Data records:

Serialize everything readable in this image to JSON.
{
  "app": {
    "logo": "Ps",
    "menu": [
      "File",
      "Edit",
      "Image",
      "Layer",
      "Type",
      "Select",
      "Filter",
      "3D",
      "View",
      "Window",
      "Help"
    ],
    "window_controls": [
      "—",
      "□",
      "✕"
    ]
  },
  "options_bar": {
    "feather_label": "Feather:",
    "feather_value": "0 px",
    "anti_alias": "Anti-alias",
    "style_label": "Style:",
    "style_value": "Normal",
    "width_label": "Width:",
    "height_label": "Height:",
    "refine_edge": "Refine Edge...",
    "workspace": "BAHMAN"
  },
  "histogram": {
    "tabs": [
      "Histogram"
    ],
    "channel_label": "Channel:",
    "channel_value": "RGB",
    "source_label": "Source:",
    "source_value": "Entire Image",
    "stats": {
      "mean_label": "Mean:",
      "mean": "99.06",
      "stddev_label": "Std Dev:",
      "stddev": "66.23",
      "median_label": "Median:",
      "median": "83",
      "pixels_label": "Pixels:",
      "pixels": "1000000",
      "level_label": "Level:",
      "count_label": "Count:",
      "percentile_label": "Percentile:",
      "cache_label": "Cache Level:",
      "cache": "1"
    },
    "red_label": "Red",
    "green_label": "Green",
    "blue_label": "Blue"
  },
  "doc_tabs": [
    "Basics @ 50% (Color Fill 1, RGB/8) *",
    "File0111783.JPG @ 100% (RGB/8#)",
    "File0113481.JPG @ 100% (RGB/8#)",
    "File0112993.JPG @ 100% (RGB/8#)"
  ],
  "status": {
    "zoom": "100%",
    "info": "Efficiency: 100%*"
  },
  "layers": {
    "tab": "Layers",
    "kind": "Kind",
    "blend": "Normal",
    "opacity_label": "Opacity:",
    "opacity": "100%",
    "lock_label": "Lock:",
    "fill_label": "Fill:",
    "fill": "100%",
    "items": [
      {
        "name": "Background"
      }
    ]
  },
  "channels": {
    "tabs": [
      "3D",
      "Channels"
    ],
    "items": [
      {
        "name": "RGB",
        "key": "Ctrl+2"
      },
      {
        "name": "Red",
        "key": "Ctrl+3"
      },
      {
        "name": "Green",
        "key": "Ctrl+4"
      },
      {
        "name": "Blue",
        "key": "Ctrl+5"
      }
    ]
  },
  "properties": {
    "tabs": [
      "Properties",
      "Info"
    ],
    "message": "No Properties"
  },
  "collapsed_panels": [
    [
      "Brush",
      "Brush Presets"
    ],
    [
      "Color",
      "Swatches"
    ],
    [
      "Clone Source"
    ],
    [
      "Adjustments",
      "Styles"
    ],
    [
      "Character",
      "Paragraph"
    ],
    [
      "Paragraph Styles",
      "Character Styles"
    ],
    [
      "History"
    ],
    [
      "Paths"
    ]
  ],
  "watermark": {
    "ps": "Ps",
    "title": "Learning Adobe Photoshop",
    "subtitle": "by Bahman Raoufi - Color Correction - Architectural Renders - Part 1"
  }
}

→ Stated problem
Every line in the data that holds "Ctrl" should be copied out.

→ Correct output
        "key": "Ctrl+2"
        "key": "Ctrl+3"
        "key": "Ctrl+4"
        "key": "Ctrl+5"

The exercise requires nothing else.